Schon bald nach Amtsantritt der nächsten Regierung dürfte immerhin ein Aufreger-Thema entschärft werden: der Umgang mit Wölfen. Es ist davon auszugehen, dass noch in der ersten Jahreshälfte 2025 die bisher sehr strengen Vorschriften zum Abschuss dieser Tiere in Deutschland gelockert werden. Offen aber ist, wie stark gelockert wird.
Relativ weit soll es nach dem Willen einiger Bundesländer gehen. Brandenburg und Mecklenburg-Vorpommern haben eine entsprechende Bundesratsinitiative schon für die Länderkammer-Sitzung an diesem Freitag eingebracht. Darin wird die Bundesregierung aufgefordert, nach einer Lockerung des Wolfsschutzes auf europäischer Ebene „die erforderlichen nationalen Rechtsänderungen vorzubereiten“, wie es in dem Text heißt. Damit sollen „dringend die Voraussetzungen für ein verantwortungsbewusstes Management des Wolfes auf nationaler Ebene geschaffen werden“.
In Brandenburg als dem wolfsreichsten Bundesland gibt es derzeit 58 Rudel – von deutschlandweit etwas mehr als 200. Ministerpräsident Dietmar Woidke (SPD) sagte in dieser Woche laut einer Mitteilung der Potsdamer Staatskanzlei, dass „der sprunghafte Anstieg der Zahl für erhebliche Schäden bei der Weidetierhaltung“ verantwortlich sei.
Allein in Brandenburg seien 2023 insgesamt 1465 Nutztiere (meist Schafe und Ziegen) bei 358 Übergriffen getötet oder verletzt worden. Aber „die aktuellen Möglichkeiten zum Abschuss von Wölfen“, so Woidke, seien „bürokratisch“ und hätten sich „als weitestgehend untauglich herausgestellt“. Nötig sei eine „effiziente Kontrolle über die Entwicklung des Wolfsbestandes“, und dazu würden „natürlich auch Abschüsse unter klaren Regeln“ gehören. „Nur so können wir auch Akzeptanz für den Schutz des Wolfes schaffen“, sagte Woidke.

━━━━━━━━━━━━━━━━━━━━━━━━━━━━━━

[AUFGABENSTELLUNG 1]
Wie viele Wolfsrudel gibt es laut dem Text über den Umgang mit Wölfen derzeit in Brandenburg?

[MATERIAL ZUR AUFGABE]
━━━━━━━━━━━━━━━━━━━━━━━━━━━━━━

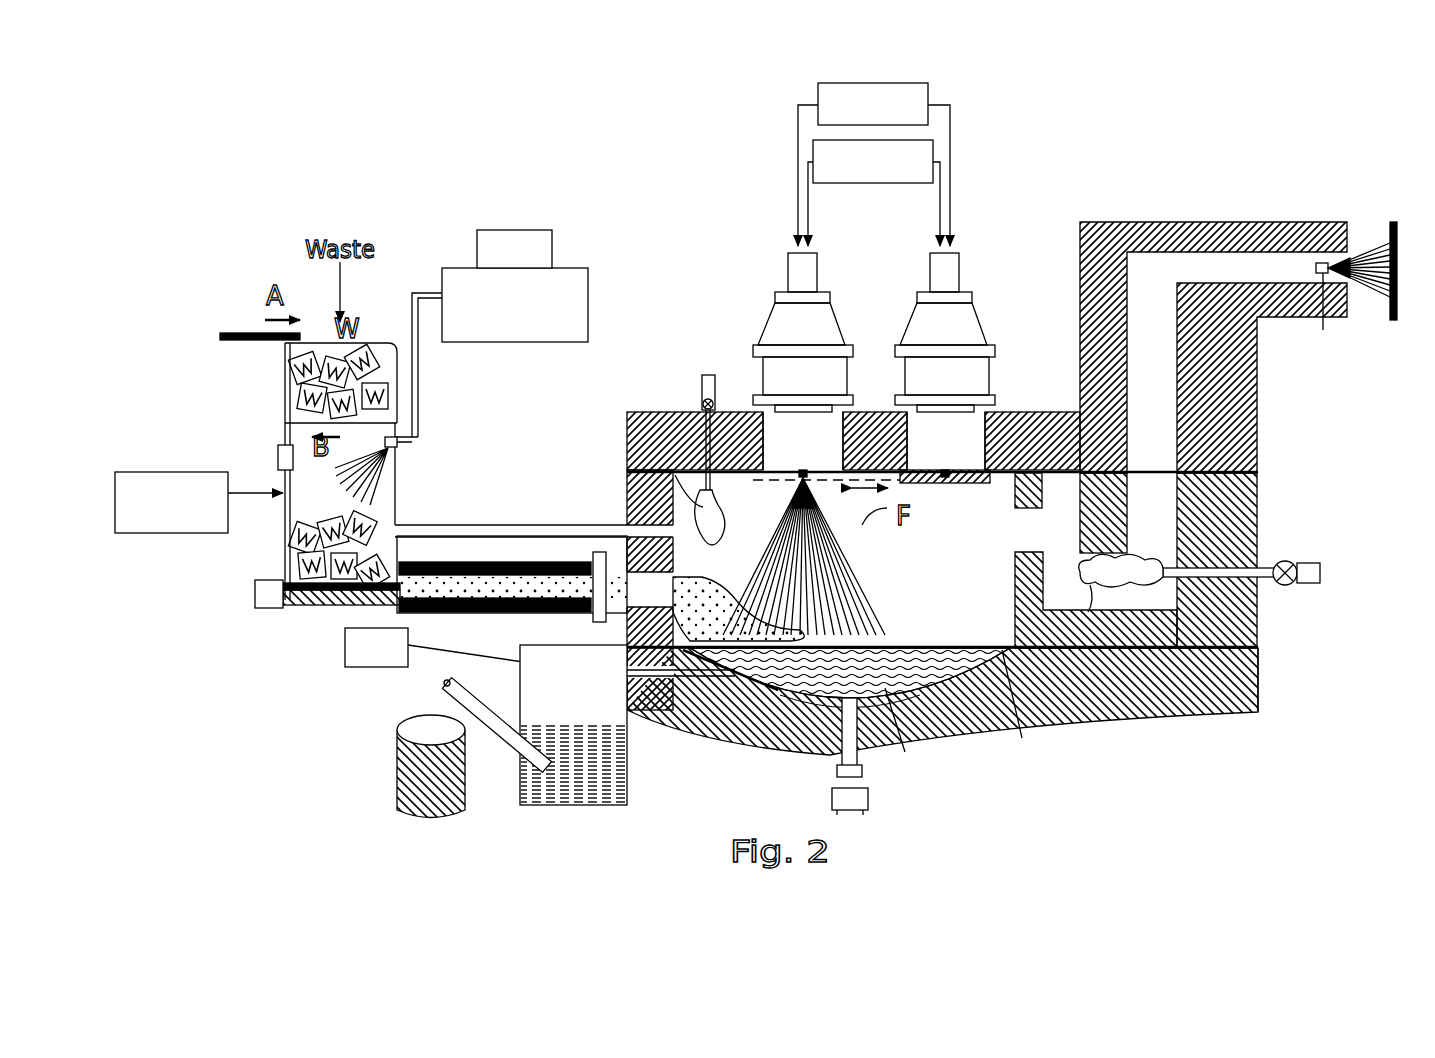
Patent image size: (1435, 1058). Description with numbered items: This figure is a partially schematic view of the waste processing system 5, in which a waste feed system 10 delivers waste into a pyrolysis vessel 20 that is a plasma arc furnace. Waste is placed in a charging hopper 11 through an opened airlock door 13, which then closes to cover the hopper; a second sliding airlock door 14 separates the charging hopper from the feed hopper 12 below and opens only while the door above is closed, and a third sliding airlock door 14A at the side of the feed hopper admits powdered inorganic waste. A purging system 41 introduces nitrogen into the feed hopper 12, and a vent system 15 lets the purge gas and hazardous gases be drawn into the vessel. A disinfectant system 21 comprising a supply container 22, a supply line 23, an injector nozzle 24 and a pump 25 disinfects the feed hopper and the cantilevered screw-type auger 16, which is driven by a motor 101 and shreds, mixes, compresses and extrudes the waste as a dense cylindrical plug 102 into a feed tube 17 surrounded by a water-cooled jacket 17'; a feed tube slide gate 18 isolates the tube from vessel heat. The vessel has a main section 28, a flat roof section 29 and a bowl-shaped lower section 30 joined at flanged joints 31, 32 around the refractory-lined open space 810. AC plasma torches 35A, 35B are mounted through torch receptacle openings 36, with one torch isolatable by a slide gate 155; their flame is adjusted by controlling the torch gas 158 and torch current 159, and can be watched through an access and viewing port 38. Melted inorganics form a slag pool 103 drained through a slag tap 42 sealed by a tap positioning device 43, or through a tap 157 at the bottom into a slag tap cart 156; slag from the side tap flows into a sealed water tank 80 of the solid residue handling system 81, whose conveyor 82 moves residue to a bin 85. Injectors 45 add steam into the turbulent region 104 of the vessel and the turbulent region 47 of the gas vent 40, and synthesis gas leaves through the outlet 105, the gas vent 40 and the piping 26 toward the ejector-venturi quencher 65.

━━━━━━━━━━━━━━━━━━━━━━━━━━━━━━

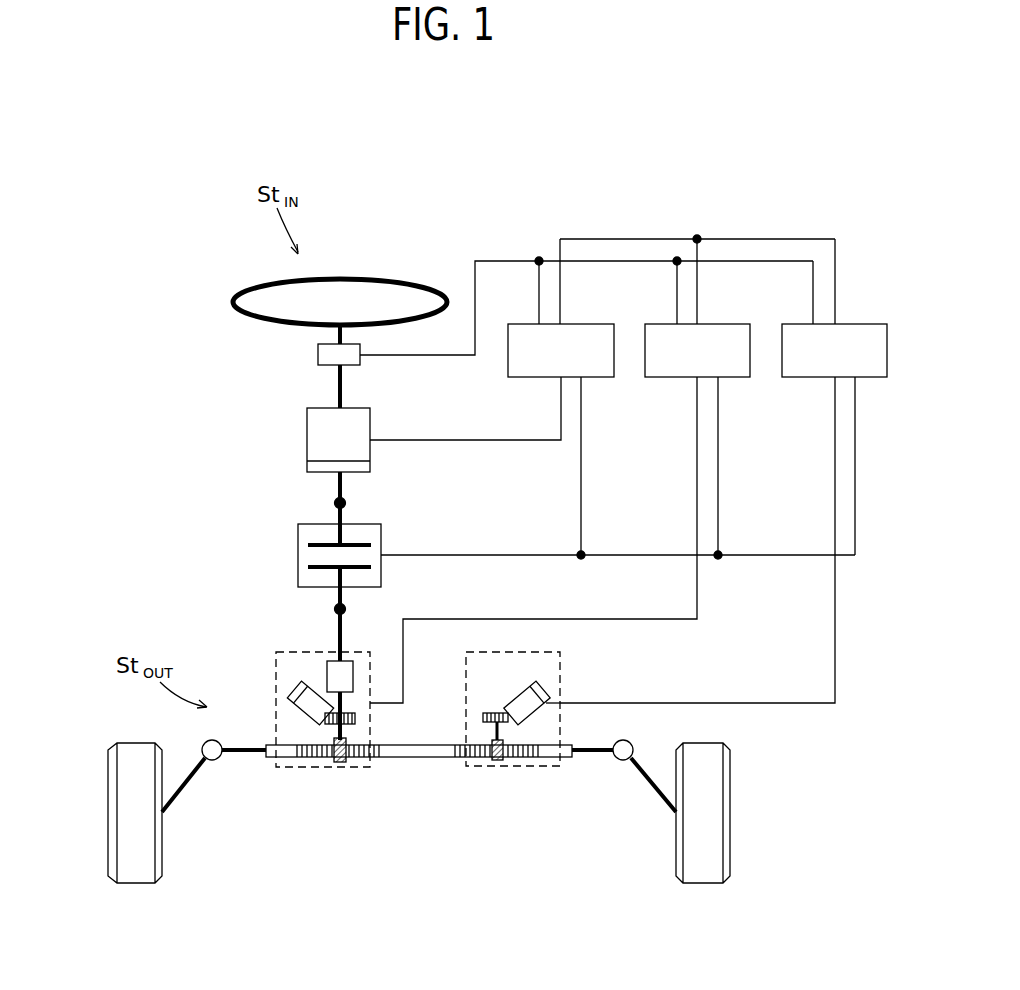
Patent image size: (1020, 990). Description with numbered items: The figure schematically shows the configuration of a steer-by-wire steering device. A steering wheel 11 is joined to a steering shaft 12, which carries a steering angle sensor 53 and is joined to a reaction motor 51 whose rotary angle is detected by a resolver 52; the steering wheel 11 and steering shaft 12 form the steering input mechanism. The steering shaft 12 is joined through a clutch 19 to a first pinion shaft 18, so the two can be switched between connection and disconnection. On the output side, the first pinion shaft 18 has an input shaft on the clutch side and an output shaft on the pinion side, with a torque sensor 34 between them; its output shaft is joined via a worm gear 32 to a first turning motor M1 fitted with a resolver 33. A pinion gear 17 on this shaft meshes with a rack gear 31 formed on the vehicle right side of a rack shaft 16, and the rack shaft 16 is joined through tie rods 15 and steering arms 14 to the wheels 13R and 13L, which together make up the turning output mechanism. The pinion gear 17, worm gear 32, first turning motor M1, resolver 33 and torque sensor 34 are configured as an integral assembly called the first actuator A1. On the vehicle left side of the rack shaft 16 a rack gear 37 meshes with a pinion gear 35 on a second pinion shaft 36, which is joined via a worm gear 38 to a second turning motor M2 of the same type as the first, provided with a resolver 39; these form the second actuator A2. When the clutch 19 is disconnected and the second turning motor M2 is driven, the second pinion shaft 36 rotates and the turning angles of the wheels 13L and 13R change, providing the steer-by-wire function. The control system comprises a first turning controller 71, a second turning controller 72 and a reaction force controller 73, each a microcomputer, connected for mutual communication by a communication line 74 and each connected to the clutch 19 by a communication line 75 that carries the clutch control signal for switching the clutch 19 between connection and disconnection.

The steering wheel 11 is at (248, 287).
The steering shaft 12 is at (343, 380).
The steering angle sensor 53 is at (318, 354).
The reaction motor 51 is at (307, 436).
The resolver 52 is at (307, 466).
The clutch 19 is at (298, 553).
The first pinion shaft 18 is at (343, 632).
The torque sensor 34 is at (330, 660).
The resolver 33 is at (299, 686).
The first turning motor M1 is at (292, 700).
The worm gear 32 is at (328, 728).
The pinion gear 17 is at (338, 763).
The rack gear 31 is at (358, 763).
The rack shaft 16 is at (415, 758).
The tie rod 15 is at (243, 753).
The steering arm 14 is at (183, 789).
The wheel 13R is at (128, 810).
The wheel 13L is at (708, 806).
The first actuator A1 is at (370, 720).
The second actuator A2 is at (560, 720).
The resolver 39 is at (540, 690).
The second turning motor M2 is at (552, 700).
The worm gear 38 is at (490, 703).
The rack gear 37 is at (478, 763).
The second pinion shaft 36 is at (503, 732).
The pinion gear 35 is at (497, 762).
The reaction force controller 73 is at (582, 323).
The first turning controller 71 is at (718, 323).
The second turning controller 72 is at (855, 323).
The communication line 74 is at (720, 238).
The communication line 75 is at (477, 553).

━━━━━━━━━━━━━━━━━━━━━━━━━━━━━━

[AUFGABENSTELLUNG 2]
Wähle aus den Einträgen jede Zeile aus, die die Zeichenfolge „rack“ enthält, und gib diese Zeilen wieder.

[LÖSUNG 1]
In Brandenburg gibt es derzeit 58 Rudel.

[LÖSUNG 2]
Patent image size: (1020, 990). Description with numbered items: The figure schematically shows the configuration of a steer-by-wire steering device. A steering wheel 11 is joined to a steering shaft 12, which carries a steering angle sensor 53 and is joined to a reaction motor 51 whose rotary angle is detected by a resolver 52; the steering wheel 11 and steering shaft 12 form the steering input mechanism. The steering shaft 12 is joined through a clutch 19 to a first pinion shaft 18, so the two can be switched between connection and disconnection. On the output side, the first pinion shaft 18 has an input shaft on the clutch side and an output shaft on the pinion side, with a torque sensor 34 between them; its output shaft is joined via a worm gear 32 to a first turning motor M1 fitted with a resolver 33. A pinion gear 17 on this shaft meshes with a rack gear 31 formed on the vehicle right side of a rack shaft 16, and the rack shaft 16 is joined through tie rods 15 and steering arms 14 to the wheels 13R and 13L, which together make up the turning output mechanism. The pinion gear 17, worm gear 32, first turning motor M1, resolver 33 and torque sensor 34 are configured as an integral assembly called the first actuator A1. On the vehicle left side of the rack shaft 16 a rack gear 37 meshes with a pinion gear 35 on a second pinion shaft 36, which is joined via a worm gear 38 to a second turning motor M2 of the same type as the first, provided with a resolver 39; these form the second actuator A2. When the clutch 19 is disconnected and the second turning motor M2 is driven, the second pinion shaft 36 rotates and the turning angles of the wheels 13L and 13R change, providing the steer-by-wire function. The control system comprises a first turning controller 71, a second turning controller 72 and a reaction force controller 73, each a microcomputer, connected for mutual communication by a communication line 74 and each connected to the clutch 19 by a communication line 75 that carries the clutch control signal for switching the clutch 19 between connection and disconnection.
The rack gear 31 is at (358, 763).
The rack shaft 16 is at (415, 758).
The rack gear 37 is at (478, 763).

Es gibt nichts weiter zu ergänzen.